• What you need to do:
a: Please turn the paragraph of the procurement policy text beginning "Additionally, as amended in FAR Part 19" into a short list that keeps its main facts.
b: In the procurement policy text, who does the GSSC's Small Business Liaison Officer submit subcontracting plan reports to?
c: Write the next part of the procurement policy text, picking up after its final sentence.

Procurement Policies and Procedures

Small and Small-Disadvantaged Business Subcontracting

The policy of the Office of Sponsored Programs and The Ohio State University is to promote the procurement of goods and services from small, small-disadvantaged, woman-owned, veteran-owned, service-disabled veteran-owned businesses, Historically underutilized business zones (HUBZone), Historically Black Colleges and Universities (HBC/U), Alaskan Native Corporations and vendors located in Labor Surplus areas whenever possible. It is the responsibility of both the PI and the Grants Shared Services Center (GSSC) to direct purchases toward these types of businesses.

Additionally, as amended in FAR Part 19, Public Law 95-507 requires implementation of a subcontracting plan with established goals for expenditures to small and small-disadvantaged businesses for all federally sponsored contracts in excess of $900,000 ($2 million for construction). The Business Opportunity Development Reform Act of 1988 (Public Law 100-656) requires that a prime contractor pay liquidated damages upon a finding of lack of good-faith effort to meet its small business subcontracting goals. The liquidated damages will be assessed at the actual dollar amount by which the contractor failed to achieve each subcontract goal. The government also has authority to impose other penalties such as cancellation of the contract award. Any monetary penalty will be assessed to the PI’s department.

Subcontracting plans for small businesses, as required for proposals/awards, should be developed jointly between the Sponsored Program Officer, the PI, and the GSSC’s Small Business Liaison Officer (SBLO). This plan should identify anticipated contracts and the identified suppliers who will help satisfy the small business plan’s goals in the various small business socioeconomic/government contracting groups.  After the award, the GSSC will screen requisitions to ensure the contracts are following the established Small Business Plan and identify alternative suppliers if necessary to help meet the various small business contracting goals. The SBLO will administer the subcontracting plan, and submit reports, as required, to the sponsoring agency or to the U.S. Small Business Administration. PIs and departments with subcontracting plans are responsible for effectively implementing the approved Small Business Subcontracting Plan. This includes achieving program goals and taking all reasonable action to increase small business participation in their project’s purchases.

• Dataset content:

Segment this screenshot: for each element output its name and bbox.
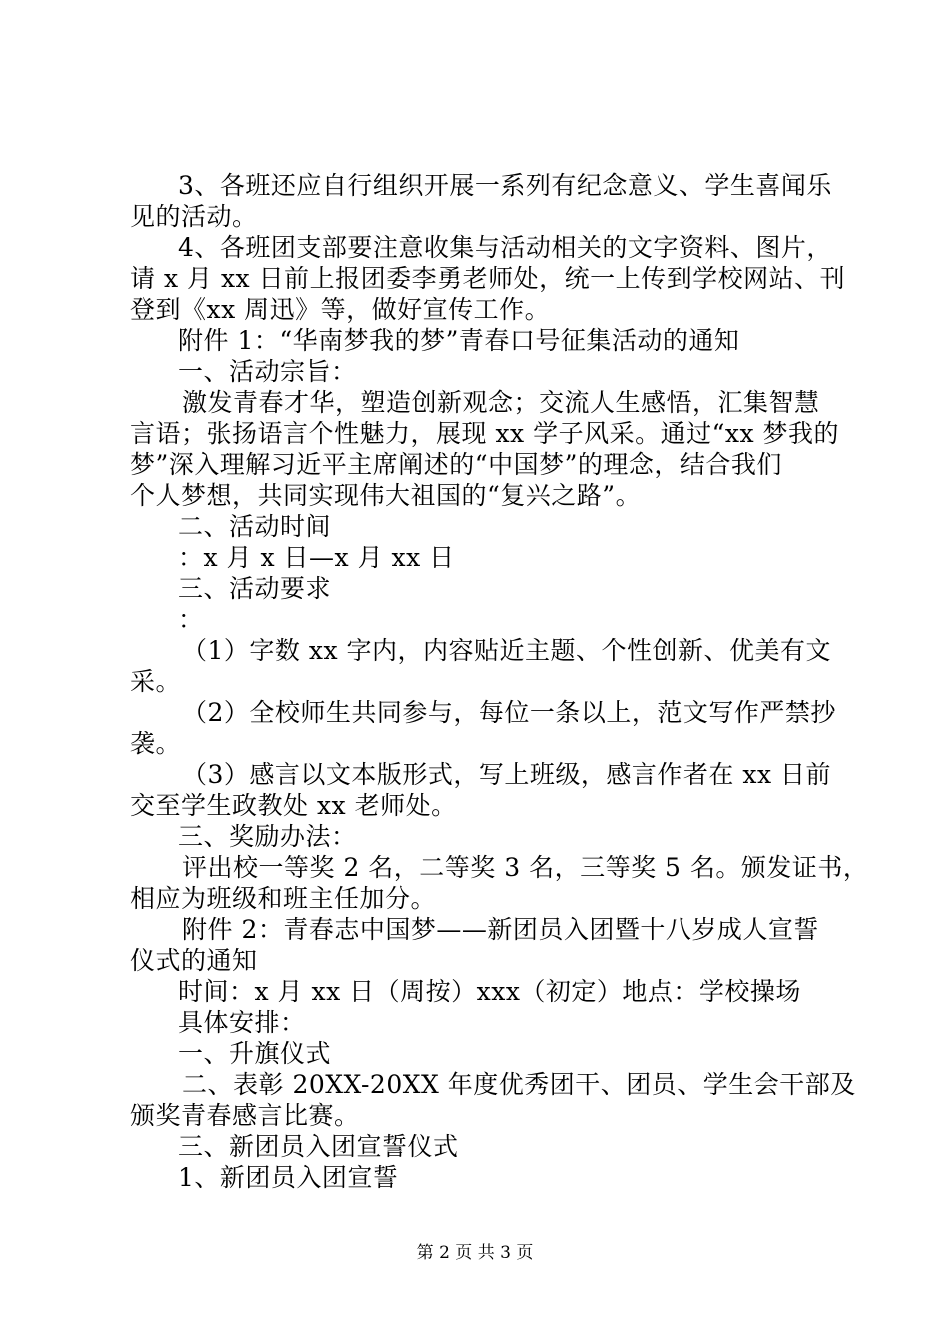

• Answers per task:
a:
- Public Law 95-507, as amended in FAR Part 19, requires a subcontracting plan with spending goals for small and small-disadvantaged businesses on all federally sponsored contracts over $900,000 ($2 million for construction).
- The Business Opportunity Development Reform Act of 1988 (Public Law 100-656) makes a prime contractor pay liquidated damages if it is found to lack good-faith effort to meet its small business subcontracting goals.
- These damages equal the actual dollar amount by which each subcontract goal was missed.
- The government may also impose other penalties, such as canceling the contract award.
- Any monetary penalty is charged to the PI's department.

b: To the sponsoring agency or to the U.S. Small Business Administration, as required.

c:
Directories

Purchasing maintains directories and other source information on small, small-disadvantaged, woman-owned, veteran-owned businesses, and vendors located in Hub Zones, “Historically Underutilized Business Zones,” to assist principal investigators in locating such businesses. For assistance in locating small and disadvantaged businesses to meet your subcontracting needs you can visit the following sites or contact the GSSC Small Business Liaison Officer directly at OR-OSPSourcing@osu.edu.

Vendor Registration

All vendors contracting or selling goods and services to sponsored projects must have completed or have on file in Purchasing, a Vendor Profile/Business Status Certification/Registration Form PR-015 prior to issuance of any purchase order or subcontract. Individuals who are not licensed merchants or do not have a Federal Tax Identification Number are not permitted to receive purchase orders.

Debarment

Pursuant to Federal Acquisition Regulation (FAR) section 9.4, any vendor/contractor who is debarred from receiving federal procurements or is shown in the “List of Parties Excluded from Federal Procurement or Non-procurement Programs” may not contract with the Office of Sponsored Programs.